С 1960-х годов в Калмыкии работало множество дагестанских чабанов, в основном даргинцев. Их дети, выросшие там, считали своей родиной и калмыцкие степи, и Дагестан. Дагестанские нефтяники участвовали в освоении нефтяных запасов Западной Сибири, зачастую работая при этом не вахтовым методом, а оседая в местных поселках и городах.

***

Существует, собственно говоря, три типа миграции: внешняя (когда человек покидает страну), внутри страны, и внутренняя (когда человек живет на родине, но при этом его мировосприятие, цели и задачи идут вразрез с общей тенденцией).

Очень многие жители разочаровались в России, в ее будущем, в ее стабильности. Их можно понять, им можно посочувствовать и можно даже восхищаться их смелостью, подвигнувшей на переезд в страну, язык которой они никогда не смогут освоить, как свой родной.

Переезд внутри страны тоже был довольно драматичным событием в прежние времена. Уклад в Дагестане не был уж настолько патриархальным, как это сейчас многим представляется, но все-таки достаточно сильно отличался от общероссийского. Различия эти связаны в основном с тем, что наши молодые люди обладали меньшими свободами, за ними всегда наблюдало недремлющее родительское око. Возможно, поэтому выпускники дагестанских вузов, попадая по распределению в различные города СССР, с удовольствием обживались на новых местах, получали жилье как молодые специалисты и не стремились вернуться обратно. При этом существовал такой забавный парадокс: живя где-нибудь в Ленинграде, им постоянно казалось, что в Дагестане более правильный образ жизни, более чистый и целомудренный. Принцип «хорошо там, где нас нет» слегка отравлял им существование долгие годы, пока не происходила окончательная адаптация, а иногда она так и не происходила. У моего отца был друг юности, который всю жизнь прожил в Москве, стал доктором медицинских наук, но его все время тянуло на родину. Он купил квартиру в Махачкале с намерением жить здесь в теплое время года. Надо ли говорить, что больше одной-двух недель кряду он здесь не выдерживал, возвращался в привычные места – в Москву.

Те, кто уезжает в наши дни, уже не отягощены прежними предрассудками. Мы сами настолько дискредитировали собственный уклад жизни, что любое сравнение с тем, как живут в других регионах, будет не в нашу пользу. Многие говорят, что им нравится в центральной России, там люди проще, они лишены нашей агрессии, там никто не лезет в твои дела, там невозможно давить на других понтами. Как сказал один москвич, «Лексус» у них вовсе не показатель успешности, слишком многие могут позволить себе подобные автомобили.

Женщина, уехавшая на работу (именно на работу, а не на заработки – почувствуйте разницу) в Петербург, с нежностью и умилением рассказывает о его жителях и о самом городе. После взрыва в метро в Питере все население города сплотилось, как львиный прайд, стали внимательней друг к другу, к абсолютно незнакомым людям, выказывая готовность помочь в случае необходимости. У нее нет возможности заработать на квартиру в Петербурге, мучает разлука с детьми, однако она не собирается возвращаться. И таких людей – множество.

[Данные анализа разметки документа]
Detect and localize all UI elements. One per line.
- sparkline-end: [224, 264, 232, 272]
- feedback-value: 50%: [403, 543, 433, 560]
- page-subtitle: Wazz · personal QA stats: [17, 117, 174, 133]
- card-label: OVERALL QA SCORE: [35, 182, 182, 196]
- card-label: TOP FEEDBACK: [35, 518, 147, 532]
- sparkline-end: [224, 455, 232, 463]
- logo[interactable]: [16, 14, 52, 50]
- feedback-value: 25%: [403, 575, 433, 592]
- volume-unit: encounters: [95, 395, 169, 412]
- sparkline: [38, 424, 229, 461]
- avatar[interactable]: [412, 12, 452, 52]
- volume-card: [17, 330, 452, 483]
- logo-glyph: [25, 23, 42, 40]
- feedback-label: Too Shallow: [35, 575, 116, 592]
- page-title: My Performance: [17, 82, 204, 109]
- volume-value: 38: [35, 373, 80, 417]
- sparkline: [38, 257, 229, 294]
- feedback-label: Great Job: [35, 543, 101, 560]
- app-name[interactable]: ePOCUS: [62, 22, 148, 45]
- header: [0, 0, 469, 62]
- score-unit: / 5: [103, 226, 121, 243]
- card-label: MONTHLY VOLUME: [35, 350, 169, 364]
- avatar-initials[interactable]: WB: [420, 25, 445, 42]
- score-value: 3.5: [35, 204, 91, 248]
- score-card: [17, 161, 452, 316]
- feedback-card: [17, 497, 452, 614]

ЗАДАНИЯ
(A) Перепишите без изменений фрагмент текста о миграции от слов «Очень многие жители» до слов «как свой родной.».
(B) Изложите содержание текста о миграции в трёх предложениях.
Записи для работы не понадобятся.

ОТВЕТЫ К ЗАДАНИЯМ
(A)
Очень многие жители разочаровались в России, в ее будущем, в ее стабильности. Их можно понять, им можно посочувствовать и можно даже восхищаться их смелостью, подвигнувшей на переезд в страну, язык которой они никогда не смогут освоить, как свой родной.

(B) Миграция бывает трёх типов: внешняя, внутри страны и внутренняя, когда человек живёт на родине, но его цели идут вразрез с общей тенденцией. Прежде выпускники дагестанских вузов, попав по распределению в другие города СССР, охотно обживались там и не стремились вернуться, хотя им постоянно казалось, что в Дагестане образ жизни правильнее и чище. Нынешние уезжающие уже не отягощены прежними предрассудками: многим нравится в центральной России, где люди проще и никто не лезет в чужие дела, и многие, как уехавшая на работу в Петербург женщина, не собираются возвращаться.